*** DATA TO USE
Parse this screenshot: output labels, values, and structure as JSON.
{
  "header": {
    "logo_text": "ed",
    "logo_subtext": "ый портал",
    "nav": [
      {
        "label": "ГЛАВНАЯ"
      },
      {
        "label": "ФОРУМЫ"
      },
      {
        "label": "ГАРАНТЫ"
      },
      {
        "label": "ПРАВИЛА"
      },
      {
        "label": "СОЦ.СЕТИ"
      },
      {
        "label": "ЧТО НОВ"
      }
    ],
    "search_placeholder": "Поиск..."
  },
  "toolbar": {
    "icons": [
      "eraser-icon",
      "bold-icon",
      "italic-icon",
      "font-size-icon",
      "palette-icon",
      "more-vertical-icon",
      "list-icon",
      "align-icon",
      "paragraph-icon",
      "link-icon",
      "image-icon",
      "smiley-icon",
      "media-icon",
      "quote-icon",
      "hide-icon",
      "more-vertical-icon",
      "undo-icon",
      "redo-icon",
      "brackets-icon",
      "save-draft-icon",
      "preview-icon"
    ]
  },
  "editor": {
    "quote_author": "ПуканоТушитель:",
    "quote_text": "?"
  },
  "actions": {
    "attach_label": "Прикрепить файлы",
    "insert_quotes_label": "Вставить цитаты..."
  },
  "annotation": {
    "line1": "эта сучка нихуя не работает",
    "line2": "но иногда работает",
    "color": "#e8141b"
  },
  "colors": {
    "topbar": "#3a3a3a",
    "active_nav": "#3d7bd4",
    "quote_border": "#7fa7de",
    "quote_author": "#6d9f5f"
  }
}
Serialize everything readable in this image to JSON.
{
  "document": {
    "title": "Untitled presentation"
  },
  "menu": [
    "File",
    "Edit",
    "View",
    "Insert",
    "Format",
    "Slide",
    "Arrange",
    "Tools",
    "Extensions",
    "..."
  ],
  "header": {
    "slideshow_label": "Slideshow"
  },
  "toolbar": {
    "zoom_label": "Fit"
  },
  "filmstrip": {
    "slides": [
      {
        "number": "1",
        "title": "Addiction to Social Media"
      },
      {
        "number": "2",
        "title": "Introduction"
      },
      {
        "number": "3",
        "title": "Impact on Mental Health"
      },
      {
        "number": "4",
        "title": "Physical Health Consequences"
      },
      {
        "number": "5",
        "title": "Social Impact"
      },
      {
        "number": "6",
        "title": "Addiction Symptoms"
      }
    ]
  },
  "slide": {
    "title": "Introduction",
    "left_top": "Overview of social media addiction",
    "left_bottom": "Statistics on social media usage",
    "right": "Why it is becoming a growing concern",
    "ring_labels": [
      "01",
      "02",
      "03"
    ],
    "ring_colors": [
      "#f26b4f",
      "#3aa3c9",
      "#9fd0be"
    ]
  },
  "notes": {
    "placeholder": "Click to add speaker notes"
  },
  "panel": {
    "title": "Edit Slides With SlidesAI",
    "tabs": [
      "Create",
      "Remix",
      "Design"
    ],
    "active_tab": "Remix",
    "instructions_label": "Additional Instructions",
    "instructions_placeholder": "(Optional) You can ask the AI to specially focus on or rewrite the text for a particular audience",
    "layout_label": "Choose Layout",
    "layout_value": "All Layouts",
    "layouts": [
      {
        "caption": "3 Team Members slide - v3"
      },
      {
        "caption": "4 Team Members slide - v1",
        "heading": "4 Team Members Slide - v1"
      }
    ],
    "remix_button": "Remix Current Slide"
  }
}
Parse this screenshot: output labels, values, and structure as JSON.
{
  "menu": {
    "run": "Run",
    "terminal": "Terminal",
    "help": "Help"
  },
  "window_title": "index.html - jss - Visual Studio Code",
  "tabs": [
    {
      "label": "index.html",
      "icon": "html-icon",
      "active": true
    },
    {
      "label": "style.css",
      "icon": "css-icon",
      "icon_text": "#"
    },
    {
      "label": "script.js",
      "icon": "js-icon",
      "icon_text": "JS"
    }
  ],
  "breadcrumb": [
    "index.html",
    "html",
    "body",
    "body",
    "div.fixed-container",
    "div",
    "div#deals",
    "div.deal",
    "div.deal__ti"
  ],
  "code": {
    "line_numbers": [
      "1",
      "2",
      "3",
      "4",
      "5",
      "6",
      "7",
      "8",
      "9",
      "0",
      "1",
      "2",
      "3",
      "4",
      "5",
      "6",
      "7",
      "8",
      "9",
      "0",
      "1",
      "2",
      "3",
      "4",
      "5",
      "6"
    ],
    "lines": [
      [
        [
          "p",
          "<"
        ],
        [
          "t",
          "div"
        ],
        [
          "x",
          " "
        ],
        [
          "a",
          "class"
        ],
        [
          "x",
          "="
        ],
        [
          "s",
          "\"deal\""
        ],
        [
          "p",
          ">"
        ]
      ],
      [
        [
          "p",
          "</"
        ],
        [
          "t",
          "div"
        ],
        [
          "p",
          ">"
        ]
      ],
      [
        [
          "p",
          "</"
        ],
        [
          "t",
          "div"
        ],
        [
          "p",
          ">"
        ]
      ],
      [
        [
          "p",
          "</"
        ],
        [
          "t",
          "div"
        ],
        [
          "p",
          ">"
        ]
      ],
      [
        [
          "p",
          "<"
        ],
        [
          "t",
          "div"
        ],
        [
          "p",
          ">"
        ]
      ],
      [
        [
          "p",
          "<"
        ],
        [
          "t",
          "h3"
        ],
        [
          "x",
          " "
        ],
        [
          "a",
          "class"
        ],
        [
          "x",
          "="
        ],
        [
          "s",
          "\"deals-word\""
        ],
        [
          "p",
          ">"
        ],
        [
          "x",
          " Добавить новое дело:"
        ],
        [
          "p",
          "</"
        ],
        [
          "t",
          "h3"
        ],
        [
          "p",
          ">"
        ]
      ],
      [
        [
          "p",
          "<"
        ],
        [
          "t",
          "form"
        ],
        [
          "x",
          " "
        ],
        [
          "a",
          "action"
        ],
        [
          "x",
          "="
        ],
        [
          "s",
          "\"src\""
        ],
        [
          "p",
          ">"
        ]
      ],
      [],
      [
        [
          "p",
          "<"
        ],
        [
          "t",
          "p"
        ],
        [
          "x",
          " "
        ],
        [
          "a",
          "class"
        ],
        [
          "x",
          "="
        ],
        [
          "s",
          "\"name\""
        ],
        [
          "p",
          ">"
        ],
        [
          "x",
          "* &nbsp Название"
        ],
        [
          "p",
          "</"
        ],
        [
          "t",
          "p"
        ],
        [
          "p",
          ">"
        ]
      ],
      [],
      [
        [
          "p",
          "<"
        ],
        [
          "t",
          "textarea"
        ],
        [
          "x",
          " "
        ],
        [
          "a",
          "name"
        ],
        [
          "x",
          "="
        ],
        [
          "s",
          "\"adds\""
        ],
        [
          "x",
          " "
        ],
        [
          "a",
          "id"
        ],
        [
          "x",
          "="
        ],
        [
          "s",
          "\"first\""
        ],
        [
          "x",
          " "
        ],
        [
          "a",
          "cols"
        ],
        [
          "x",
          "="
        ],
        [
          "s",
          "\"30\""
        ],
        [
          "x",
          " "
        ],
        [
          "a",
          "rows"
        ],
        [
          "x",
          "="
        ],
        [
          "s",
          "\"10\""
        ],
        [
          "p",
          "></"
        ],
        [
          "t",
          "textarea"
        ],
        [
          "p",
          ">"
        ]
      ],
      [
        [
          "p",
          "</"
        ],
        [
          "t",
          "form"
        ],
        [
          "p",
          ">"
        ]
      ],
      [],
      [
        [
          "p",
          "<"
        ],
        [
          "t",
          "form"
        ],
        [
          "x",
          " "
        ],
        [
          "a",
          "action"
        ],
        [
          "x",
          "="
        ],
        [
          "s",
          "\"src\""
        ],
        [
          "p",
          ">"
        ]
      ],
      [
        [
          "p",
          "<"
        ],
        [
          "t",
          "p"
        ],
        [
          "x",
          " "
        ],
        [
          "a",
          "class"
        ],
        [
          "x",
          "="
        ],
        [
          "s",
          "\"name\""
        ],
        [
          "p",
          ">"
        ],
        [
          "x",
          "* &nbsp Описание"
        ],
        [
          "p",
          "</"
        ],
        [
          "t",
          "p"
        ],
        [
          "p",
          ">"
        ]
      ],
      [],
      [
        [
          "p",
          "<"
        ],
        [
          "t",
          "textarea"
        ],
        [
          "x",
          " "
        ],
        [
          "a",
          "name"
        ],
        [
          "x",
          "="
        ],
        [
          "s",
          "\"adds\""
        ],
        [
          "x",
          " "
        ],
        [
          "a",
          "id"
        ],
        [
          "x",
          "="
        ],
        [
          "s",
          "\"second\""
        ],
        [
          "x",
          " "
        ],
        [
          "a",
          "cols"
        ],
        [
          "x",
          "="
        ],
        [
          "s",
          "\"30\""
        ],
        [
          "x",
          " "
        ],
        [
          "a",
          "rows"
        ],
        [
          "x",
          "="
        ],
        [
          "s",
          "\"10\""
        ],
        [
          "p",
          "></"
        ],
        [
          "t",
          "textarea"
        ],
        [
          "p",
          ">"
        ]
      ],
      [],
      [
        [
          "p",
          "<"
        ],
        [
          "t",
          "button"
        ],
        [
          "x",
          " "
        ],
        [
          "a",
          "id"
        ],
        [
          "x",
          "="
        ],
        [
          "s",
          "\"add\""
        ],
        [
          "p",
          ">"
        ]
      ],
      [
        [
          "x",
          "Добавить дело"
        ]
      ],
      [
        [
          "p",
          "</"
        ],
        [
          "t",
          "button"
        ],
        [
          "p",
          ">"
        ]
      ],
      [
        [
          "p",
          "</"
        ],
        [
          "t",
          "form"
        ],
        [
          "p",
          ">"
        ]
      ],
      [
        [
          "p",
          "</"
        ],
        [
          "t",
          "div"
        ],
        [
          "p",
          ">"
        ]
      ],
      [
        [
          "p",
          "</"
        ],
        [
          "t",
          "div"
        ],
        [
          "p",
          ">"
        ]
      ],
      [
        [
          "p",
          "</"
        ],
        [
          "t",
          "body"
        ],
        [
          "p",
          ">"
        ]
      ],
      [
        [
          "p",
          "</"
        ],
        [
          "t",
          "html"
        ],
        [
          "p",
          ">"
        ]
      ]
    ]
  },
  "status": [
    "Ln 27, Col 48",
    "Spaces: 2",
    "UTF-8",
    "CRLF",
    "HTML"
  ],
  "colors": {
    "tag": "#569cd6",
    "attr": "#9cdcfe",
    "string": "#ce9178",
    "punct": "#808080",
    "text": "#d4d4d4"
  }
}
******
Find the word "Team" and list each line it appears in.

» **TASK RESPONSE**:
        "caption": "3 Team Members slide - v3"
        "caption": "4 Team Members slide - v1",
        "heading": "4 Team Members Slide - v1"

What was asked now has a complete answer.